------ Data for this exercise ------
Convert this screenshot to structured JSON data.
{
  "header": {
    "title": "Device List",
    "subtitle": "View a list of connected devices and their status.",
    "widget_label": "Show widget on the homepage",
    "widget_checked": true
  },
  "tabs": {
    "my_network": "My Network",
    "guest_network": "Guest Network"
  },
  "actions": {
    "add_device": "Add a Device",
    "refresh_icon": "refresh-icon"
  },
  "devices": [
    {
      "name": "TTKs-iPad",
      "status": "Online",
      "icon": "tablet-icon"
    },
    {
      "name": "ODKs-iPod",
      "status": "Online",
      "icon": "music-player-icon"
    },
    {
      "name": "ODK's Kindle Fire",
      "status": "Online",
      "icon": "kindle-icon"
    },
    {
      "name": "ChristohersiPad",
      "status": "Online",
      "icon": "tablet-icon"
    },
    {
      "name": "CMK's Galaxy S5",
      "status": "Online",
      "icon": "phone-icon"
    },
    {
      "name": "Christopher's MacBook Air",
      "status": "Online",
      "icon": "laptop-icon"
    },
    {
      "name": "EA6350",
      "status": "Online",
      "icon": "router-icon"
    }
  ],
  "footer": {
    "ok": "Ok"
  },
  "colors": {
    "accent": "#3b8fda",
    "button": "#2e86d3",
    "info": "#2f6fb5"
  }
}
------
Print the listing above in full, exactly as it is.

Convert this screenshot to structured JSON data.
{
  "header": {
    "title": "Device List",
    "subtitle": "View a list of connected devices and their status.",
    "widget_label": "Show widget on the homepage",
    "widget_checked": true
  },
  "tabs": {
    "my_network": "My Network",
    "guest_network": "Guest Network"
  },
  "actions": {
    "add_device": "Add a Device",
    "refresh_icon": "refresh-icon"
  },
  "devices": [
    {
      "name": "TTKs-iPad",
      "status": "Online",
      "icon": "tablet-icon"
    },
    {
      "name": "ODKs-iPod",
      "status": "Online",
      "icon": "music-player-icon"
    },
    {
      "name": "ODK's Kindle Fire",
      "status": "Online",
      "icon": "kindle-icon"
    },
    {
      "name": "ChristohersiPad",
      "status": "Online",
      "icon": "tablet-icon"
    },
    {
      "name": "CMK's Galaxy S5",
      "status": "Online",
      "icon": "phone-icon"
    },
    {
      "name": "Christopher's MacBook Air",
      "status": "Online",
      "icon": "laptop-icon"
    },
    {
      "name": "EA6350",
      "status": "Online",
      "icon": "router-icon"
    }
  ],
  "footer": {
    "ok": "Ok"
  },
  "colors": {
    "accent": "#3b8fda",
    "button": "#2e86d3",
    "info": "#2f6fb5"
  }
}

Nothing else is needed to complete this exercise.